Every entry must be given again exactly.
— Start of Listed entries —
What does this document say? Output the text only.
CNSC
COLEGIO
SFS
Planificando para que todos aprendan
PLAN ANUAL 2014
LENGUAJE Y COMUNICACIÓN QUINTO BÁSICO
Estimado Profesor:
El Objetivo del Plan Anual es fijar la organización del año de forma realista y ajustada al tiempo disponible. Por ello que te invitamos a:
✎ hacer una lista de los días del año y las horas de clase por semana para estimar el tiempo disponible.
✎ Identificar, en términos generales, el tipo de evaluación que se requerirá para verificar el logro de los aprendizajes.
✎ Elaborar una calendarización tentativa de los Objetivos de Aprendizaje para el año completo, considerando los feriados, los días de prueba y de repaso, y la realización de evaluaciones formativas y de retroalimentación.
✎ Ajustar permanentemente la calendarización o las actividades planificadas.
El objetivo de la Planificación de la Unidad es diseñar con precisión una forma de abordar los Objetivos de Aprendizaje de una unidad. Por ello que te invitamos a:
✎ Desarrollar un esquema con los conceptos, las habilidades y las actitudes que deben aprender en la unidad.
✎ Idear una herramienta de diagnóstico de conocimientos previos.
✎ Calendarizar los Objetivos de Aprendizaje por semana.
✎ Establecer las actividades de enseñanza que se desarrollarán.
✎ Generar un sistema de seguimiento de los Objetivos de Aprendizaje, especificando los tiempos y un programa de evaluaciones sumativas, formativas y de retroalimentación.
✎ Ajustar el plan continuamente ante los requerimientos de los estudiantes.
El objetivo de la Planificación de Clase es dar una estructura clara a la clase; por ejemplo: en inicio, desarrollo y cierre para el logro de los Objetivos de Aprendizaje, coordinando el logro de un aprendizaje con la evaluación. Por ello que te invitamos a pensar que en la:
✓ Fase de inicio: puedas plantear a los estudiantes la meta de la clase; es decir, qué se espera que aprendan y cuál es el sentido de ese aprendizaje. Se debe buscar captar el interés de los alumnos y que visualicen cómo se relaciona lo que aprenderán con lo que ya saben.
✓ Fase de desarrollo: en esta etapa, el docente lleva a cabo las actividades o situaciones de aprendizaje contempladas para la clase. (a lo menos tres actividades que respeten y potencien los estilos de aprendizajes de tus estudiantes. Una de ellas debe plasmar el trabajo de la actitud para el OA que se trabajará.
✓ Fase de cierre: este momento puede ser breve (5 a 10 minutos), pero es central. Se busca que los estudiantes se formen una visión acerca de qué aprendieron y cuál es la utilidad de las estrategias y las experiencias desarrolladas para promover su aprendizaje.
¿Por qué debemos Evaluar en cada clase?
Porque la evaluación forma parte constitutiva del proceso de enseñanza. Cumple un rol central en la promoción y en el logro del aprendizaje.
— End of Listed entries —
* **Response for this exercise**:
What does this document say? Output the text only.
CNSC
COLEGIO
SFS
Planificando para que todos aprendan
PLAN ANUAL 2014
LENGUAJE Y COMUNICACIÓN QUINTO BÁSICO
Estimado Profesor:
El Objetivo del Plan Anual es fijar la organización del año de forma realista y ajustada al tiempo disponible. Por ello que te invitamos a:
✎ hacer una lista de los días del año y las horas de clase por semana para estimar el tiempo disponible.
✎ Identificar, en términos generales, el tipo de evaluación que se requerirá para verificar el logro de los aprendizajes.
✎ Elaborar una calendarización tentativa de los Objetivos de Aprendizaje para el año completo, considerando los feriados, los días de prueba y de repaso, y la realización de evaluaciones formativas y de retroalimentación.
✎ Ajustar permanentemente la calendarización o las actividades planificadas.
El objetivo de la Planificación de la Unidad es diseñar con precisión una forma de abordar los Objetivos de Aprendizaje de una unidad. Por ello que te invitamos a:
✎ Desarrollar un esquema con los conceptos, las habilidades y las actitudes que deben aprender en la unidad.
✎ Idear una herramienta de diagnóstico de conocimientos previos.
✎ Calendarizar los Objetivos de Aprendizaje por semana.
✎ Establecer las actividades de enseñanza que se desarrollarán.
✎ Generar un sistema de seguimiento de los Objetivos de Aprendizaje, especificando los tiempos y un programa de evaluaciones sumativas, formativas y de retroalimentación.
✎ Ajustar el plan continuamente ante los requerimientos de los estudiantes.
El objetivo de la Planificación de Clase es dar una estructura clara a la clase; por ejemplo: en inicio, desarrollo y cierre para el logro de los Objetivos de Aprendizaje, coordinando el logro de un aprendizaje con la evaluación. Por ello que te invitamos a pensar que en la:
✓ Fase de inicio: puedas plantear a los estudiantes la meta de la clase; es decir, qué se espera que aprendan y cuál es el sentido de ese aprendizaje. Se debe buscar captar el interés de los alumnos y que visualicen cómo se relaciona lo que aprenderán con lo que ya saben.
✓ Fase de desarrollo: en esta etapa, el docente lleva a cabo las actividades o situaciones de aprendizaje contempladas para la clase. (a lo menos tres actividades que respeten y potencien los estilos de aprendizajes de tus estudiantes. Una de ellas debe plasmar el trabajo de la actitud para el OA que se trabajará.
✓ Fase de cierre: este momento puede ser breve (5 a 10 minutos), pero es central. Se busca que los estudiantes se formen una visión acerca de qué aprendieron y cuál es la utilidad de las estrategias y las experiencias desarrolladas para promover su aprendizaje.
¿Por qué debemos Evaluar en cada clase?
Porque la evaluación forma parte constitutiva del proceso de enseñanza. Cumple un rol central en la promoción y en el logro del aprendizaje.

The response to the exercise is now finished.